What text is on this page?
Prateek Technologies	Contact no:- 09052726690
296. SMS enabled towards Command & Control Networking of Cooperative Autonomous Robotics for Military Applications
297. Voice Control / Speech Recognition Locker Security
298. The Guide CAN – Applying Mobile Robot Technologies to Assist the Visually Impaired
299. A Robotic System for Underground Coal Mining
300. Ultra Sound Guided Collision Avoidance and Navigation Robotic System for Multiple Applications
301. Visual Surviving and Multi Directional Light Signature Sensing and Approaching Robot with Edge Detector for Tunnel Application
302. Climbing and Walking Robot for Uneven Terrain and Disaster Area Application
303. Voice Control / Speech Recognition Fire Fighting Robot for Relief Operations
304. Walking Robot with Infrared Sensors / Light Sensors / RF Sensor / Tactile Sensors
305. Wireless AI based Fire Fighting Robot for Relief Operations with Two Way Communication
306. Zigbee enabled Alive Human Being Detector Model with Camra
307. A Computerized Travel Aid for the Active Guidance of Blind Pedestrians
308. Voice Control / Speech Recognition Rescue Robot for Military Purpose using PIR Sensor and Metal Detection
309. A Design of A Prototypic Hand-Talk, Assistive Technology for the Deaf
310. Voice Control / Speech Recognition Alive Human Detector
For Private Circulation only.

========

▶ YOUR INSTRUCTIONS: Retype the records that precede this task, keeping them exactly the same.

▶ FULL ANSWER:
What text is on this page?
Prateek Technologies	Contact no:- 09052726690
296. SMS enabled towards Command & Control Networking of Cooperative Autonomous Robotics for Military Applications
297. Voice Control / Speech Recognition Locker Security
298. The Guide CAN – Applying Mobile Robot Technologies to Assist the Visually Impaired
299. A Robotic System for Underground Coal Mining
300. Ultra Sound Guided Collision Avoidance and Navigation Robotic System for Multiple Applications
301. Visual Surviving and Multi Directional Light Signature Sensing and Approaching Robot with Edge Detector for Tunnel Application
302. Climbing and Walking Robot for Uneven Terrain and Disaster Area Application
303. Voice Control / Speech Recognition Fire Fighting Robot for Relief Operations
304. Walking Robot with Infrared Sensors / Light Sensors / RF Sensor / Tactile Sensors
305. Wireless AI based Fire Fighting Robot for Relief Operations with Two Way Communication
306. Zigbee enabled Alive Human Being Detector Model with Camra
307. A Computerized Travel Aid for the Active Guidance of Blind Pedestrians
308. Voice Control / Speech Recognition Rescue Robot for Military Purpose using PIR Sensor and Metal Detection
309. A Design of A Prototypic Hand-Talk, Assistive Technology for the Deaf
310. Voice Control / Speech Recognition Alive Human Detector
For Private Circulation only.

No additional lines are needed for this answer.